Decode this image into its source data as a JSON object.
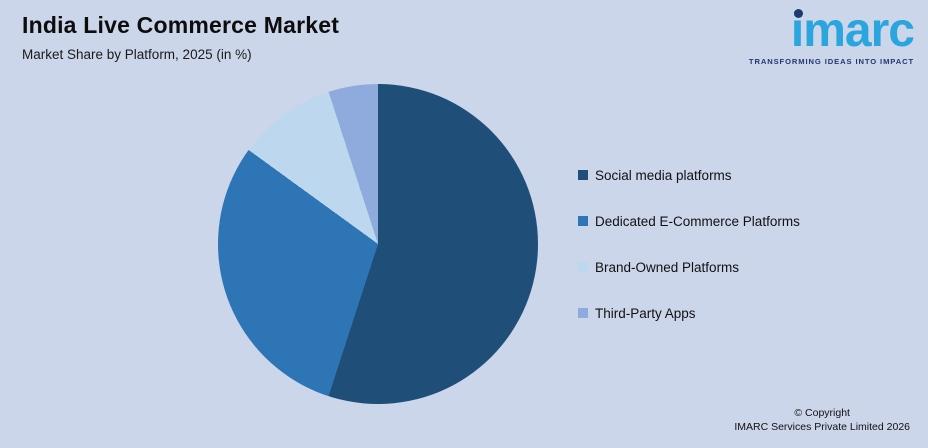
{
  "page": {
    "background": "#ccd6ea"
  },
  "header": {
    "title": "India Live Commerce Market",
    "subtitle": "Market Share by Platform, 2025 (in %)"
  },
  "logo": {
    "wordmark": "imarc",
    "tagline": "TRANSFORMING IDEAS INTO IMPACT",
    "wordmark_color": "#2aa5dd",
    "tagline_color": "#1e3a6e"
  },
  "chart_data": {
    "type": "pie",
    "title": "India Live Commerce Market",
    "subtitle": "Market Share by Platform, 2025 (in %)",
    "unit": "%",
    "start_angle_deg": 0,
    "direction": "clockwise",
    "legend_position": "right",
    "slices": [
      {
        "label": "Social media platforms",
        "value": 55,
        "color": "#1f4e79"
      },
      {
        "label": "Dedicated E-Commerce Platforms",
        "value": 30,
        "color": "#2e75b6"
      },
      {
        "label": "Brand-Owned Platforms",
        "value": 10,
        "color": "#bdd7ee"
      },
      {
        "label": "Third-Party Apps",
        "value": 5,
        "color": "#8faadc"
      }
    ]
  },
  "footer": {
    "line1": "© Copyright",
    "line2": "IMARC Services Private Limited 2026"
  }
}
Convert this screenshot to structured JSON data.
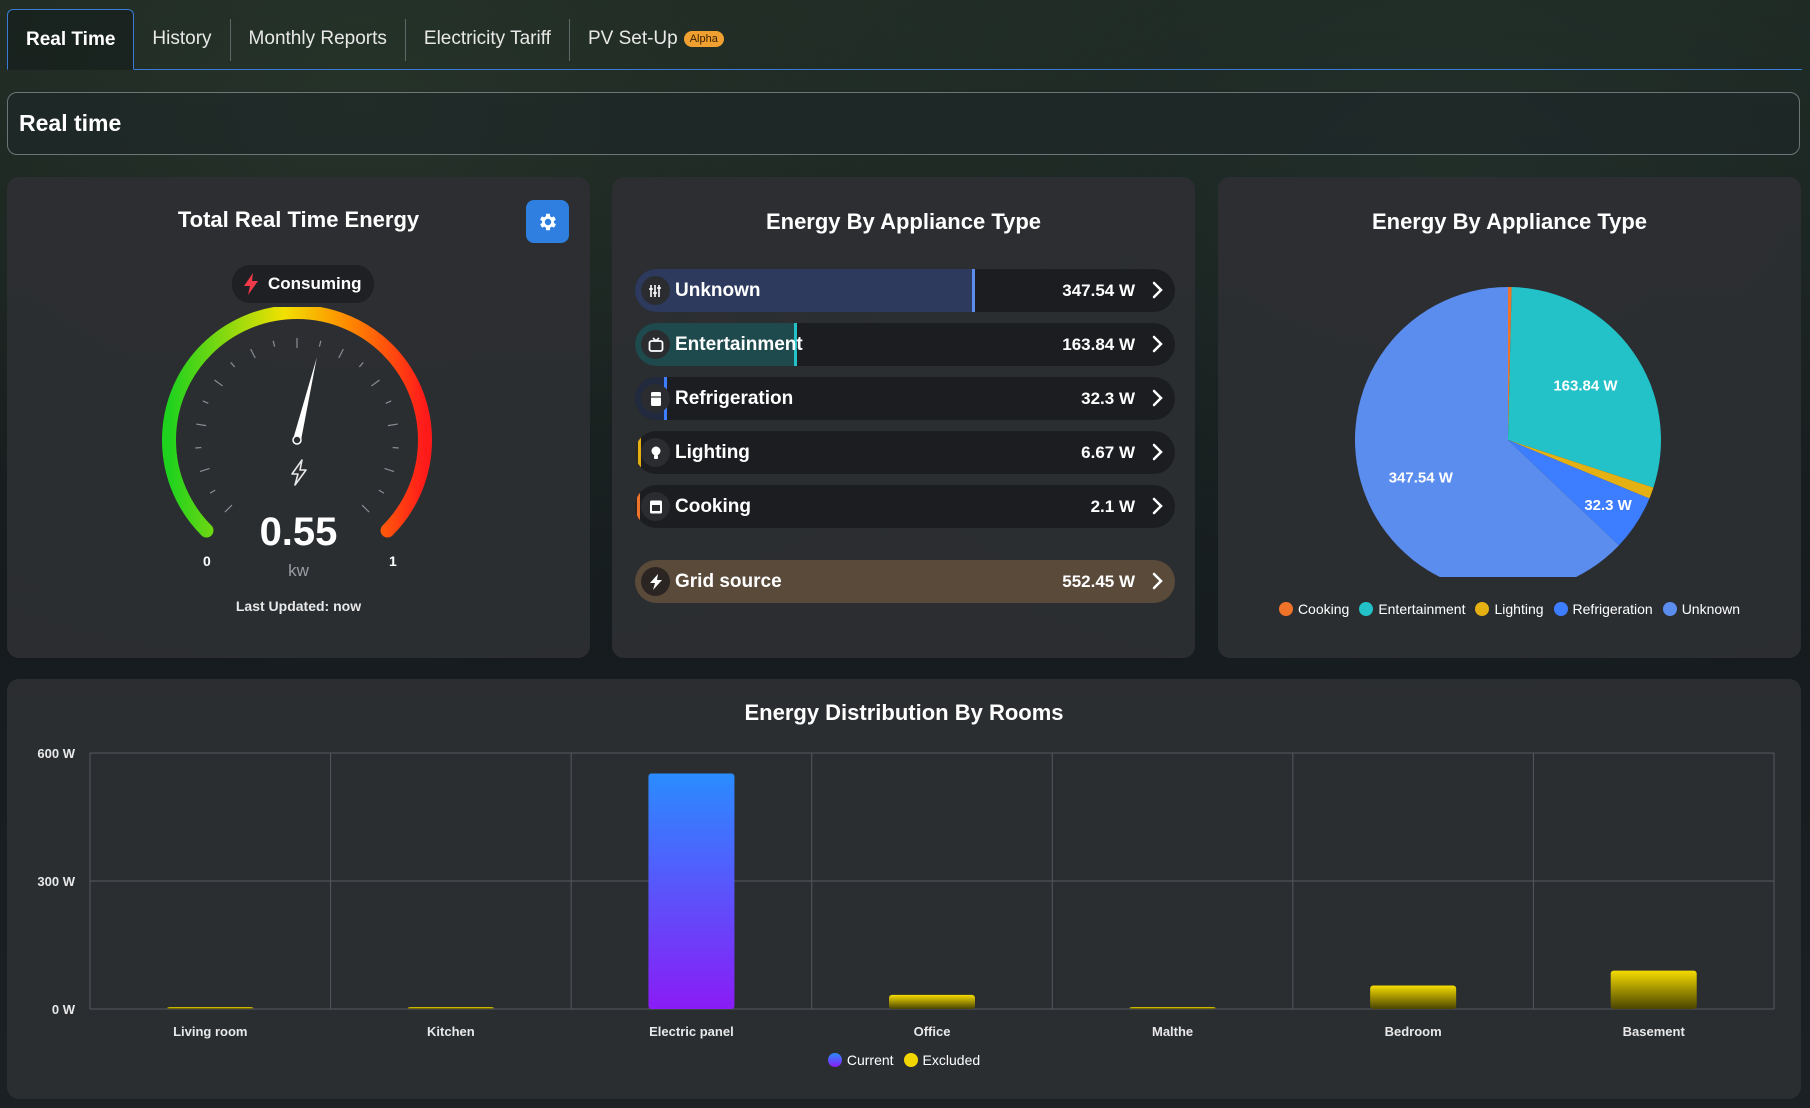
{
  "tabs": [
    {
      "label": "Real Time",
      "active": true
    },
    {
      "label": "History"
    },
    {
      "label": "Monthly Reports"
    },
    {
      "label": "Electricity Tariff"
    },
    {
      "label": "PV Set-Up",
      "badge": "Alpha"
    }
  ],
  "header": {
    "title": "Real time"
  },
  "total_energy": {
    "title": "Total Real Time Energy",
    "status": "Consuming",
    "value": "0.55",
    "unit": "kw",
    "gauge_min": "0",
    "gauge_max": "1",
    "fraction": 0.55,
    "last_updated": "Last Updated: now",
    "settings_icon": "gear-icon"
  },
  "appliance_list": {
    "title": "Energy By Appliance Type",
    "items": [
      {
        "label": "Unknown",
        "value": "347.54 W",
        "fraction": 0.63,
        "color": "#5b8def",
        "fill": "#2d3a5e",
        "icon": "unknown-icon"
      },
      {
        "label": "Entertainment",
        "value": "163.84 W",
        "fraction": 0.3,
        "color": "#22c2c8",
        "fill": "#1f4a4d",
        "icon": "tv-icon"
      },
      {
        "label": "Refrigeration",
        "value": "32.3 W",
        "fraction": 0.06,
        "color": "#3d7dff",
        "fill": "#222a40",
        "icon": "fridge-icon"
      },
      {
        "label": "Lighting",
        "value": "6.67 W",
        "fraction": 0.012,
        "color": "#e5b012",
        "fill": "#2d2b22",
        "icon": "bulb-icon"
      },
      {
        "label": "Cooking",
        "value": "2.1 W",
        "fraction": 0.004,
        "color": "#f0732a",
        "fill": "#2d2622",
        "icon": "oven-icon"
      }
    ],
    "grid": {
      "label": "Grid source",
      "value": "552.45 W",
      "icon": "bolt-icon"
    }
  },
  "appliance_pie": {
    "title": "Energy By Appliance Type",
    "legend": [
      {
        "label": "Cooking",
        "color": "#f0732a"
      },
      {
        "label": "Entertainment",
        "color": "#22c2c8"
      },
      {
        "label": "Lighting",
        "color": "#e5b012"
      },
      {
        "label": "Refrigeration",
        "color": "#3d7dff"
      },
      {
        "label": "Unknown",
        "color": "#5b8def"
      }
    ]
  },
  "chart_data": [
    {
      "type": "pie",
      "title": "Energy By Appliance Type",
      "slices": [
        {
          "label": "Cooking",
          "value": 2.1,
          "color": "#f0732a"
        },
        {
          "label": "Entertainment",
          "value": 163.84,
          "color": "#22c2c8",
          "data_label": "163.84 W"
        },
        {
          "label": "Lighting",
          "value": 6.67,
          "color": "#e5b012"
        },
        {
          "label": "Refrigeration",
          "value": 32.3,
          "color": "#3d7dff",
          "data_label": "32.3 W"
        },
        {
          "label": "Unknown",
          "value": 347.54,
          "color": "#5b8def",
          "data_label": "347.54 W"
        }
      ]
    },
    {
      "type": "bar",
      "title": "Energy Distribution By Rooms",
      "categories": [
        "Living room",
        "Kitchen",
        "Electric panel",
        "Office",
        "Malthe",
        "Bedroom",
        "Basement"
      ],
      "series": [
        {
          "name": "Current",
          "values": [
            0,
            0,
            552,
            0,
            0,
            0,
            0
          ],
          "color": "#7a2cf5"
        },
        {
          "name": "Excluded",
          "values": [
            3,
            3,
            0,
            33,
            3,
            55,
            90
          ],
          "color": "#f2d600"
        }
      ],
      "yticks": [
        "0 W",
        "300 W",
        "600 W"
      ],
      "ylim": [
        0,
        600
      ],
      "grid": true,
      "legend": "bottom"
    }
  ]
}
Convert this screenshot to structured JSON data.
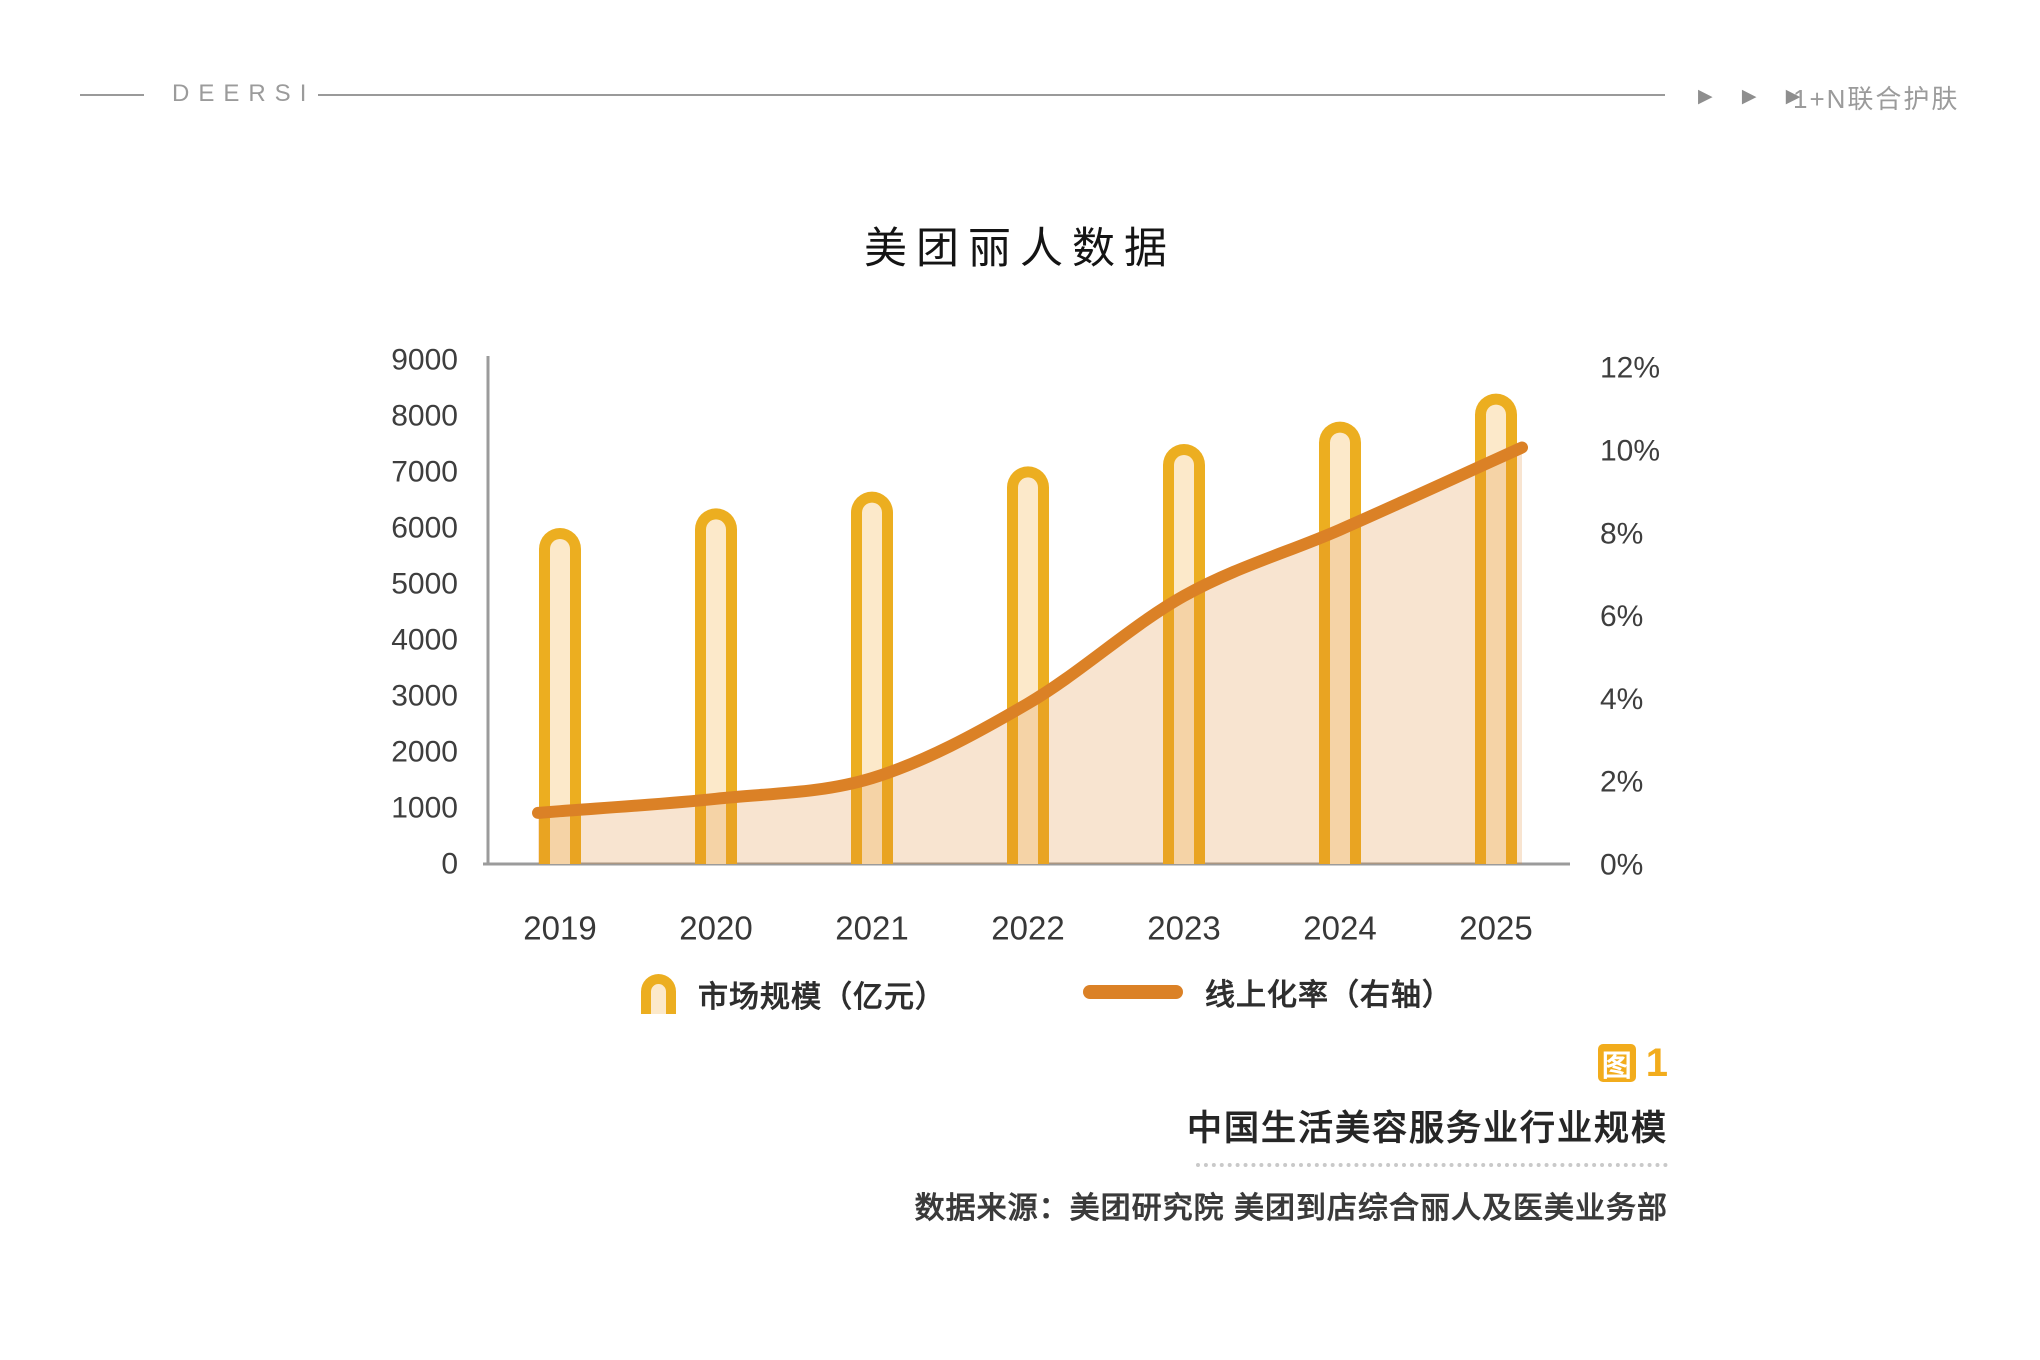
{
  "header": {
    "brand": "DEERSI",
    "arrows": "▶ ▶ ▶",
    "nav_text": "1+N联合护肤"
  },
  "title": "美团丽人数据",
  "chart_data": {
    "type": "combo-bar-line",
    "title": "美团丽人数据",
    "categories": [
      "2019",
      "2020",
      "2021",
      "2022",
      "2023",
      "2024",
      "2025"
    ],
    "series": [
      {
        "name": "市场规模（亿元）",
        "type": "bar",
        "axis": "left",
        "values": [
          6000,
          6350,
          6650,
          7100,
          7500,
          7900,
          8400
        ]
      },
      {
        "name": "线上化率（右轴）",
        "type": "line",
        "axis": "right",
        "values": [
          1.3,
          1.6,
          2.1,
          3.9,
          6.5,
          8.1,
          9.8
        ]
      }
    ],
    "left_axis": {
      "min": 0,
      "max": 9000,
      "ticks": [
        {
          "value": 0,
          "label": "0"
        },
        {
          "value": 1000,
          "label": "1000"
        },
        {
          "value": 2000,
          "label": "2000"
        },
        {
          "value": 3000,
          "label": "3000"
        },
        {
          "value": 4000,
          "label": "4000"
        },
        {
          "value": 5000,
          "label": "5000"
        },
        {
          "value": 6000,
          "label": "6000"
        },
        {
          "value": 7000,
          "label": "7000"
        },
        {
          "value": 8000,
          "label": "8000"
        },
        {
          "value": 9000,
          "label": "9000"
        }
      ]
    },
    "right_axis": {
      "min": 0,
      "max": 12,
      "ticks": [
        {
          "value": 0,
          "label": "0%"
        },
        {
          "value": 2,
          "label": "2%"
        },
        {
          "value": 4,
          "label": "4%"
        },
        {
          "value": 6,
          "label": "6%"
        },
        {
          "value": 8,
          "label": "8%"
        },
        {
          "value": 10,
          "label": "10%"
        },
        {
          "value": 12,
          "label": "12%"
        }
      ]
    },
    "grid": false,
    "legend_position": "bottom"
  },
  "legend": {
    "bar_label": "市场规模（亿元）",
    "line_label": "线上化率（右轴）"
  },
  "caption": {
    "figure_tag": "图",
    "figure_number": "1",
    "title": "中国生活美容服务业行业规模",
    "source": "数据来源：美团研究院  美团到店综合丽人及医美业务部"
  },
  "colors": {
    "bar_border": "#ecae20",
    "bar_fill": "#fce9ca",
    "line": "#db8126",
    "area_fill": "rgba(222,133,41,0.22)",
    "axis_line": "#9b9b9b",
    "tick_text": "#3e3e3e",
    "accent_orange": "#f2ac1c",
    "header_gray": "#9b9b9b"
  }
}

## WHAT TO WORK ON:
Print out the lines exactly, skipping any picture.

## ANSWER:
Decode this image into its source data as a JSON object.
{
  "page": {
    "background": "#ccd6ea"
  },
  "header": {
    "title": "India Live Commerce Market",
    "subtitle": "Market Share by Platform, 2025 (in %)"
  },
  "logo": {
    "wordmark": "imarc",
    "tagline": "TRANSFORMING IDEAS INTO IMPACT",
    "wordmark_color": "#2aa5dd",
    "tagline_color": "#1e3a6e"
  },
  "chart_data": {
    "type": "pie",
    "title": "India Live Commerce Market",
    "subtitle": "Market Share by Platform, 2025 (in %)",
    "unit": "%",
    "start_angle_deg": 0,
    "direction": "clockwise",
    "legend_position": "right",
    "slices": [
      {
        "label": "Social media platforms",
        "value": 55,
        "color": "#1f4e79"
      },
      {
        "label": "Dedicated E-Commerce Platforms",
        "value": 30,
        "color": "#2e75b6"
      },
      {
        "label": "Brand-Owned Platforms",
        "value": 10,
        "color": "#bdd7ee"
      },
      {
        "label": "Third-Party Apps",
        "value": 5,
        "color": "#8faadc"
      }
    ]
  },
  "footer": {
    "line1": "© Copyright",
    "line2": "IMARC Services Private Limited 2026"
  }
}
Convert this screenshot to structured JSON data.
{
  "tabs": [
    {
      "label": "Real Time",
      "active": true
    },
    {
      "label": "History"
    },
    {
      "label": "Monthly Reports"
    },
    {
      "label": "Electricity Tariff"
    },
    {
      "label": "PV Set-Up",
      "badge": "Alpha"
    }
  ],
  "header": {
    "title": "Real time"
  },
  "total_energy": {
    "title": "Total Real Time Energy",
    "status": "Consuming",
    "value": "0.55",
    "unit": "kw",
    "gauge_min": "0",
    "gauge_max": "1",
    "fraction": 0.55,
    "last_updated": "Last Updated: now",
    "settings_icon": "gear-icon"
  },
  "appliance_list": {
    "title": "Energy By Appliance Type",
    "items": [
      {
        "label": "Unknown",
        "value": "347.54 W",
        "fraction": 0.63,
        "color": "#5b8def",
        "fill": "#2d3a5e",
        "icon": "unknown-icon"
      },
      {
        "label": "Entertainment",
        "value": "163.84 W",
        "fraction": 0.3,
        "color": "#22c2c8",
        "fill": "#1f4a4d",
        "icon": "tv-icon"
      },
      {
        "label": "Refrigeration",
        "value": "32.3 W",
        "fraction": 0.06,
        "color": "#3d7dff",
        "fill": "#222a40",
        "icon": "fridge-icon"
      },
      {
        "label": "Lighting",
        "value": "6.67 W",
        "fraction": 0.012,
        "color": "#e5b012",
        "fill": "#2d2b22",
        "icon": "bulb-icon"
      },
      {
        "label": "Cooking",
        "value": "2.1 W",
        "fraction": 0.004,
        "color": "#f0732a",
        "fill": "#2d2622",
        "icon": "oven-icon"
      }
    ],
    "grid": {
      "label": "Grid source",
      "value": "552.45 W",
      "icon": "bolt-icon"
    }
  },
  "appliance_pie": {
    "title": "Energy By Appliance Type",
    "legend": [
      {
        "label": "Cooking",
        "color": "#f0732a"
      },
      {
        "label": "Entertainment",
        "color": "#22c2c8"
      },
      {
        "label": "Lighting",
        "color": "#e5b012"
      },
      {
        "label": "Refrigeration",
        "color": "#3d7dff"
      },
      {
        "label": "Unknown",
        "color": "#5b8def"
      }
    ]
  },
  "chart_data": [
    {
      "type": "pie",
      "title": "Energy By Appliance Type",
      "slices": [
        {
          "label": "Cooking",
          "value": 2.1,
          "color": "#f0732a"
        },
        {
          "label": "Entertainment",
          "value": 163.84,
          "color": "#22c2c8",
          "data_label": "163.84 W"
        },
        {
          "label": "Lighting",
          "value": 6.67,
          "color": "#e5b012"
        },
        {
          "label": "Refrigeration",
          "value": 32.3,
          "color": "#3d7dff",
          "data_label": "32.3 W"
        },
        {
          "label": "Unknown",
          "value": 347.54,
          "color": "#5b8def",
          "data_label": "347.54 W"
        }
      ]
    },
    {
      "type": "bar",
      "title": "Energy Distribution By Rooms",
      "categories": [
        "Living room",
        "Kitchen",
        "Electric panel",
        "Office",
        "Malthe",
        "Bedroom",
        "Basement"
      ],
      "series": [
        {
          "name": "Current",
          "values": [
            0,
            0,
            552,
            0,
            0,
            0,
            0
          ],
          "color": "#7a2cf5"
        },
        {
          "name": "Excluded",
          "values": [
            3,
            3,
            0,
            33,
            3,
            55,
            90
          ],
          "color": "#f2d600"
        }
      ],
      "yticks": [
        "0 W",
        "300 W",
        "600 W"
      ],
      "ylim": [
        0,
        600
      ],
      "grid": true,
      "legend": "bottom"
    }
  ]
}
Convert this screenshot to structured JSON data.
{
  "header": {
    "brand": "DEERSI",
    "arrows": "▶ ▶ ▶",
    "nav_text": "1+N联合护肤"
  },
  "title": "美团丽人数据",
  "chart_data": {
    "type": "combo-bar-line",
    "title": "美团丽人数据",
    "categories": [
      "2019",
      "2020",
      "2021",
      "2022",
      "2023",
      "2024",
      "2025"
    ],
    "series": [
      {
        "name": "市场规模（亿元）",
        "type": "bar",
        "axis": "left",
        "values": [
          6000,
          6350,
          6650,
          7100,
          7500,
          7900,
          8400
        ]
      },
      {
        "name": "线上化率（右轴）",
        "type": "line",
        "axis": "right",
        "values": [
          1.3,
          1.6,
          2.1,
          3.9,
          6.5,
          8.1,
          9.8
        ]
      }
    ],
    "left_axis": {
      "min": 0,
      "max": 9000,
      "ticks": [
        {
          "value": 0,
          "label": "0"
        },
        {
          "value": 1000,
          "label": "1000"
        },
        {
          "value": 2000,
          "label": "2000"
        },
        {
          "value": 3000,
          "label": "3000"
        },
        {
          "value": 4000,
          "label": "4000"
        },
        {
          "value": 5000,
          "label": "5000"
        },
        {
          "value": 6000,
          "label": "6000"
        },
        {
          "value": 7000,
          "label": "7000"
        },
        {
          "value": 8000,
          "label": "8000"
        },
        {
          "value": 9000,
          "label": "9000"
        }
      ]
    },
    "right_axis": {
      "min": 0,
      "max": 12,
      "ticks": [
        {
          "value": 0,
          "label": "0%"
        },
        {
          "value": 2,
          "label": "2%"
        },
        {
          "value": 4,
          "label": "4%"
        },
        {
          "value": 6,
          "label": "6%"
        },
        {
          "value": 8,
          "label": "8%"
        },
        {
          "value": 10,
          "label": "10%"
        },
        {
          "value": 12,
          "label": "12%"
        }
      ]
    },
    "grid": false,
    "legend_position": "bottom"
  },
  "legend": {
    "bar_label": "市场规模（亿元）",
    "line_label": "线上化率（右轴）"
  },
  "caption": {
    "figure_tag": "图",
    "figure_number": "1",
    "title": "中国生活美容服务业行业规模",
    "source": "数据来源：美团研究院  美团到店综合丽人及医美业务部"
  },
  "colors": {
    "bar_border": "#ecae20",
    "bar_fill": "#fce9ca",
    "line": "#db8126",
    "area_fill": "rgba(222,133,41,0.22)",
    "axis_line": "#9b9b9b",
    "tick_text": "#3e3e3e",
    "accent_orange": "#f2ac1c",
    "header_gray": "#9b9b9b"
  }
}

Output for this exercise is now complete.